Figure record extracts
★ ★ ★ ★ ★

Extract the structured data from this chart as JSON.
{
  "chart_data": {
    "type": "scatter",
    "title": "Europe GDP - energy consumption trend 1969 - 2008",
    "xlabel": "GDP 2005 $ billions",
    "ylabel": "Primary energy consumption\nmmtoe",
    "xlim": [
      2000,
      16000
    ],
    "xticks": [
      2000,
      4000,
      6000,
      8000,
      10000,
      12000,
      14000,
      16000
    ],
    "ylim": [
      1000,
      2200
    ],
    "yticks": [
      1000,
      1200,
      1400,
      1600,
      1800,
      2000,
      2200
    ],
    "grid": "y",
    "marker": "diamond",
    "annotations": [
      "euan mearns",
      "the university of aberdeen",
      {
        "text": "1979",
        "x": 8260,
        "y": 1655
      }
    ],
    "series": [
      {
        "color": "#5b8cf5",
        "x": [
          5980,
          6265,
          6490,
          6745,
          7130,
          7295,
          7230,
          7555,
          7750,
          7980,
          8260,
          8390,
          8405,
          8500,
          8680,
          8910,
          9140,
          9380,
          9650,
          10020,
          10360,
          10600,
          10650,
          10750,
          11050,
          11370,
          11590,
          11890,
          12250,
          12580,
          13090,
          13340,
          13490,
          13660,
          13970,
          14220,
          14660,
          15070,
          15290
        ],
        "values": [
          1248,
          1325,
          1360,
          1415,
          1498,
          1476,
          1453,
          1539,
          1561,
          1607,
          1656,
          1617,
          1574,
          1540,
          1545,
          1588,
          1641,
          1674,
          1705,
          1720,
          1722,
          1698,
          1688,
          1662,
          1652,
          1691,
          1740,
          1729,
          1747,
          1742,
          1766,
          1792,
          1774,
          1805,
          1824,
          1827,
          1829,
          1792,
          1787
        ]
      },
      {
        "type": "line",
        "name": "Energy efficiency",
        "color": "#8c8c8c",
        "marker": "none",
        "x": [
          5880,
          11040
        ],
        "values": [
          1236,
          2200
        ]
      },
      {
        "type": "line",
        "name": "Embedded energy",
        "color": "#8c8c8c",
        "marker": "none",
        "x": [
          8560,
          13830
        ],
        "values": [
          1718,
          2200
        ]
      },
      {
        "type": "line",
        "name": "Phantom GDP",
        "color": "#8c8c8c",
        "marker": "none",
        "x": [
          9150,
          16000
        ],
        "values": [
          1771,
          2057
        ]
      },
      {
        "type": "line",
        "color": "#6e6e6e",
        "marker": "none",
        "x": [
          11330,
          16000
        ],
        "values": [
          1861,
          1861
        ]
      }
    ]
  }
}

★ ★ ★ ★ ★

Written task:
Type out the entries again, word for word.

Answer in full:
Extract the structured data from this chart as JSON.
{
  "chart_data": {
    "type": "scatter",
    "title": "Europe GDP - energy consumption trend 1969 - 2008",
    "xlabel": "GDP 2005 $ billions",
    "ylabel": "Primary energy consumption\nmmtoe",
    "xlim": [
      2000,
      16000
    ],
    "xticks": [
      2000,
      4000,
      6000,
      8000,
      10000,
      12000,
      14000,
      16000
    ],
    "ylim": [
      1000,
      2200
    ],
    "yticks": [
      1000,
      1200,
      1400,
      1600,
      1800,
      2000,
      2200
    ],
    "grid": "y",
    "marker": "diamond",
    "annotations": [
      "euan mearns",
      "the university of aberdeen",
      {
        "text": "1979",
        "x": 8260,
        "y": 1655
      }
    ],
    "series": [
      {
        "color": "#5b8cf5",
        "x": [
          5980,
          6265,
          6490,
          6745,
          7130,
          7295,
          7230,
          7555,
          7750,
          7980,
          8260,
          8390,
          8405,
          8500,
          8680,
          8910,
          9140,
          9380,
          9650,
          10020,
          10360,
          10600,
          10650,
          10750,
          11050,
          11370,
          11590,
          11890,
          12250,
          12580,
          13090,
          13340,
          13490,
          13660,
          13970,
          14220,
          14660,
          15070,
          15290
        ],
        "values": [
          1248,
          1325,
          1360,
          1415,
          1498,
          1476,
          1453,
          1539,
          1561,
          1607,
          1656,
          1617,
          1574,
          1540,
          1545,
          1588,
          1641,
          1674,
          1705,
          1720,
          1722,
          1698,
          1688,
          1662,
          1652,
          1691,
          1740,
          1729,
          1747,
          1742,
          1766,
          1792,
          1774,
          1805,
          1824,
          1827,
          1829,
          1792,
          1787
        ]
      },
      {
        "type": "line",
        "name": "Energy efficiency",
        "color": "#8c8c8c",
        "marker": "none",
        "x": [
          5880,
          11040
        ],
        "values": [
          1236,
          2200
        ]
      },
      {
        "type": "line",
        "name": "Embedded energy",
        "color": "#8c8c8c",
        "marker": "none",
        "x": [
          8560,
          13830
        ],
        "values": [
          1718,
          2200
        ]
      },
      {
        "type": "line",
        "name": "Phantom GDP",
        "color": "#8c8c8c",
        "marker": "none",
        "x": [
          9150,
          16000
        ],
        "values": [
          1771,
          2057
        ]
      },
      {
        "type": "line",
        "color": "#6e6e6e",
        "marker": "none",
        "x": [
          11330,
          16000
        ],
        "values": [
          1861,
          1861
        ]
      }
    ]
  }
}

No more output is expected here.